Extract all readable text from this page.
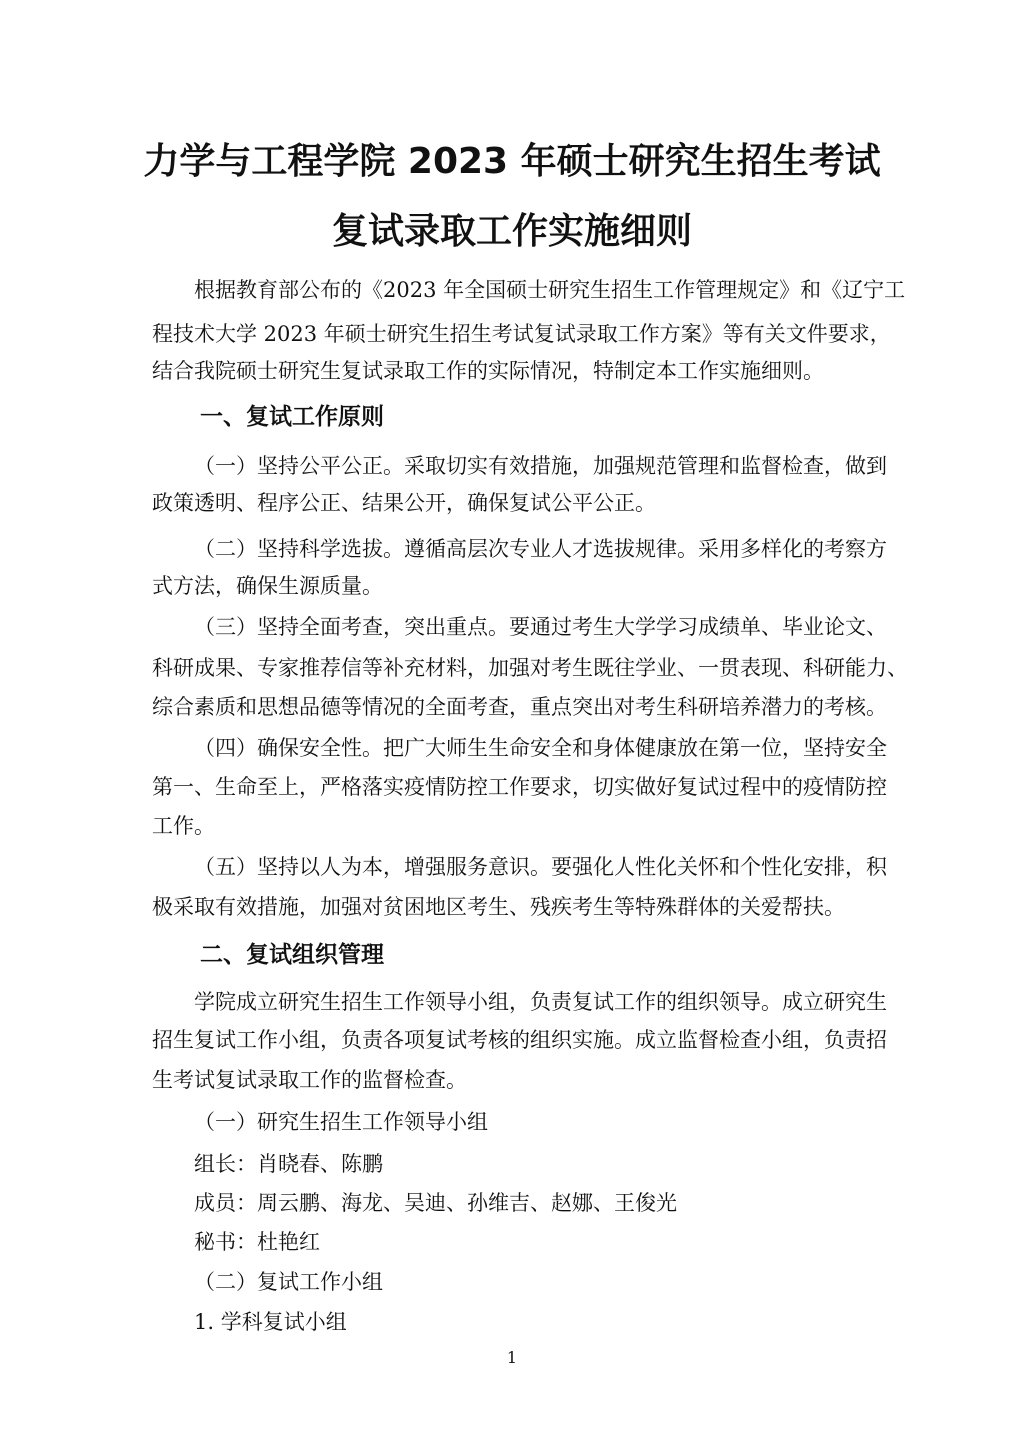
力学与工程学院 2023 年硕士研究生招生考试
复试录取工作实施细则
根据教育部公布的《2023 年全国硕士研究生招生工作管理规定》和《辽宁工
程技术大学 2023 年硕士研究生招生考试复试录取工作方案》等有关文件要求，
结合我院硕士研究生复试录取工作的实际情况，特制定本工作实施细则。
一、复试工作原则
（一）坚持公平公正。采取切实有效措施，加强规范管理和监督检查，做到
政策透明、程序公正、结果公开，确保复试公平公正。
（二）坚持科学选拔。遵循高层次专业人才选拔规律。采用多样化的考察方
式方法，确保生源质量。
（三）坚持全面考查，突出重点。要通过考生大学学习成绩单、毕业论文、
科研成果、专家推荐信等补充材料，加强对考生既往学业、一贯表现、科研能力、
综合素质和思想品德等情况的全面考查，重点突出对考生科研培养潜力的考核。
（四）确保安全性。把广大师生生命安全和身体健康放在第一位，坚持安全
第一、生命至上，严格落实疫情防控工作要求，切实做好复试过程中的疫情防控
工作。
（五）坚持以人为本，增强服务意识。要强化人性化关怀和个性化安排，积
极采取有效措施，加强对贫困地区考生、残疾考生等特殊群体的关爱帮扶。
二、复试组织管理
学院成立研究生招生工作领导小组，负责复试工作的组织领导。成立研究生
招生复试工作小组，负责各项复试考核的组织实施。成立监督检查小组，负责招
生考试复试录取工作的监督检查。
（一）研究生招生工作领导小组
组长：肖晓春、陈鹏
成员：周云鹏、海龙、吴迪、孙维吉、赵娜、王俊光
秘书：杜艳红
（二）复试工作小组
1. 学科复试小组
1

**AIM**
Your copy should hold every record word for word and none of the pictures.

**FINAL RESULT**
Extract all readable text from this page.
力学与工程学院 2023 年硕士研究生招生考试
复试录取工作实施细则
根据教育部公布的《2023 年全国硕士研究生招生工作管理规定》和《辽宁工
程技术大学 2023 年硕士研究生招生考试复试录取工作方案》等有关文件要求，
结合我院硕士研究生复试录取工作的实际情况，特制定本工作实施细则。
一、复试工作原则
（一）坚持公平公正。采取切实有效措施，加强规范管理和监督检查，做到
政策透明、程序公正、结果公开，确保复试公平公正。
（二）坚持科学选拔。遵循高层次专业人才选拔规律。采用多样化的考察方
式方法，确保生源质量。
（三）坚持全面考查，突出重点。要通过考生大学学习成绩单、毕业论文、
科研成果、专家推荐信等补充材料，加强对考生既往学业、一贯表现、科研能力、
综合素质和思想品德等情况的全面考查，重点突出对考生科研培养潜力的考核。
（四）确保安全性。把广大师生生命安全和身体健康放在第一位，坚持安全
第一、生命至上，严格落实疫情防控工作要求，切实做好复试过程中的疫情防控
工作。
（五）坚持以人为本，增强服务意识。要强化人性化关怀和个性化安排，积
极采取有效措施，加强对贫困地区考生、残疾考生等特殊群体的关爱帮扶。
二、复试组织管理
学院成立研究生招生工作领导小组，负责复试工作的组织领导。成立研究生
招生复试工作小组，负责各项复试考核的组织实施。成立监督检查小组，负责招
生考试复试录取工作的监督检查。
（一）研究生招生工作领导小组
组长：肖晓春、陈鹏
成员：周云鹏、海龙、吴迪、孙维吉、赵娜、王俊光
秘书：杜艳红
（二）复试工作小组
1. 学科复试小组
1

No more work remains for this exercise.